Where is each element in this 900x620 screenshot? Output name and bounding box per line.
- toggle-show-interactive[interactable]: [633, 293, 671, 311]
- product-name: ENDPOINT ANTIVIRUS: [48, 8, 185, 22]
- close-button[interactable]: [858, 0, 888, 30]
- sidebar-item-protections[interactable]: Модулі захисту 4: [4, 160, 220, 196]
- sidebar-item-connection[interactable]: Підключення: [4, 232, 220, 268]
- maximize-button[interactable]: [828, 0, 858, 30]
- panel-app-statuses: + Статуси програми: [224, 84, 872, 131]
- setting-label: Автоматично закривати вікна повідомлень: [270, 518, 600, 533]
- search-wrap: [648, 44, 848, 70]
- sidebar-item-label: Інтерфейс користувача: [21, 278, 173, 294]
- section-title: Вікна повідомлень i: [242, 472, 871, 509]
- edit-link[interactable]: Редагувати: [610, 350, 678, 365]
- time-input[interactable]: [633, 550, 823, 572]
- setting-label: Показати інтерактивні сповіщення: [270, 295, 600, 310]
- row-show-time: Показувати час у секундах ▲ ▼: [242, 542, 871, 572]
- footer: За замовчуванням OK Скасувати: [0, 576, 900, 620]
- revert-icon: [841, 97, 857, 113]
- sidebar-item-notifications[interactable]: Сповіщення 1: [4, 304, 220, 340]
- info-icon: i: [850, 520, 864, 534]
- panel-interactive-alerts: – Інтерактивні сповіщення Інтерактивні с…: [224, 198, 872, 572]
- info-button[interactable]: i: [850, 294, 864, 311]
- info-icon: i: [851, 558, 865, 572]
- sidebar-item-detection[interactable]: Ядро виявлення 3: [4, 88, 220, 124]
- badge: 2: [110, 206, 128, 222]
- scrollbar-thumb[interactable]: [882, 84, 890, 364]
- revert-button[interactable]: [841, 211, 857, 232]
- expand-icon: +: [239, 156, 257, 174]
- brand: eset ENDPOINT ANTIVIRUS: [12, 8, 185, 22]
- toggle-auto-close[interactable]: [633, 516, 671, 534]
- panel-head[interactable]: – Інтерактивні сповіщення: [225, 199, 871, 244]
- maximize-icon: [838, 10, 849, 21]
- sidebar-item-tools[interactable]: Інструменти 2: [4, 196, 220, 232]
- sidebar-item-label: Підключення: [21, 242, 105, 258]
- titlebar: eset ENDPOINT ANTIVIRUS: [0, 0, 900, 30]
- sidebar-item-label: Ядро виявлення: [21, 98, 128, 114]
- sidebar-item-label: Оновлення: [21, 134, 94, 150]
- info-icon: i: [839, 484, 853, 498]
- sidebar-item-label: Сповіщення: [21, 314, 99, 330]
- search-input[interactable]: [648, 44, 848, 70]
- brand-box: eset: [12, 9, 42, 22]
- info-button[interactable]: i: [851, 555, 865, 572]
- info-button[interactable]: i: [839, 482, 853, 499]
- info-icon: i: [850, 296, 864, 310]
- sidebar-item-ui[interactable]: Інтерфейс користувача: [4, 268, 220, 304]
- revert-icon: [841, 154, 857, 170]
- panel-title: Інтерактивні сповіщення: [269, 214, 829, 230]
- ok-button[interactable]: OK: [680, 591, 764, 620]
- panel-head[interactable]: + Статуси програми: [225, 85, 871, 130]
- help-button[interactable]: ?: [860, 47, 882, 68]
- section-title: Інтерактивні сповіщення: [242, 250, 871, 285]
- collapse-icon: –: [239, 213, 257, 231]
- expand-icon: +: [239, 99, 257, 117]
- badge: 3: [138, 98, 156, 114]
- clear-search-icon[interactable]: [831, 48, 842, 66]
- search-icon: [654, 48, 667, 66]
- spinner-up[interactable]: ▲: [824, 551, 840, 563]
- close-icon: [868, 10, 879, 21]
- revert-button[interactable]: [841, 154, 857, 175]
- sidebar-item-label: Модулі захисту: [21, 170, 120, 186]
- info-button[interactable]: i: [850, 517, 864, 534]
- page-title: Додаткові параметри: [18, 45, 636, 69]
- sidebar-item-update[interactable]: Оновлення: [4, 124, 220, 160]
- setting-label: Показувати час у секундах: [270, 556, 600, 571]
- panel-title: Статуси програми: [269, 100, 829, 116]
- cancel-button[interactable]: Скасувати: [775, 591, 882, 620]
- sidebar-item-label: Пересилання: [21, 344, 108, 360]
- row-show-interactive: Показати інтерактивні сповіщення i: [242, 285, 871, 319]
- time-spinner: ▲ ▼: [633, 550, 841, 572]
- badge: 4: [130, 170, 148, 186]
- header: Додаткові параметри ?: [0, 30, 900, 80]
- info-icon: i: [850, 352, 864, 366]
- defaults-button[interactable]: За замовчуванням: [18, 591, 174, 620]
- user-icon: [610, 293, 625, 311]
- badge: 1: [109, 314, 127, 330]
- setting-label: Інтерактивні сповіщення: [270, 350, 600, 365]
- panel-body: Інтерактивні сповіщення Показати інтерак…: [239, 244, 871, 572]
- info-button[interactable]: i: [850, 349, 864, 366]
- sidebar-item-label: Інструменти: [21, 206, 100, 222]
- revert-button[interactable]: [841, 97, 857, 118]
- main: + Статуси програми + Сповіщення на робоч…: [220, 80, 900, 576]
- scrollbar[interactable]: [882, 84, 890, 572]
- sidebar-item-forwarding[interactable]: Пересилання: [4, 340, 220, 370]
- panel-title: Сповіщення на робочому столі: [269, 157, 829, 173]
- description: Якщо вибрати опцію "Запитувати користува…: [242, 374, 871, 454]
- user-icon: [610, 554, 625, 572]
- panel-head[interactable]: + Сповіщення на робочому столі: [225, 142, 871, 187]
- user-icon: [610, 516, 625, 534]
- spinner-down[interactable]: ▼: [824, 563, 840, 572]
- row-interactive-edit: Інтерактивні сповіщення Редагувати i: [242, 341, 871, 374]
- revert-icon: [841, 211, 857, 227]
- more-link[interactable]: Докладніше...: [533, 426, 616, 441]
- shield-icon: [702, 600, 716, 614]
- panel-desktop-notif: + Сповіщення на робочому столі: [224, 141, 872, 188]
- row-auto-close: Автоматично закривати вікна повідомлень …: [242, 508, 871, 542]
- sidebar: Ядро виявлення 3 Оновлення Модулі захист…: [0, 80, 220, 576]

● How to complete this task: Looking back over the listing above, how many lines include the word "Пересилання"? Give the number and nothing more.

● Solution to this exercise: 2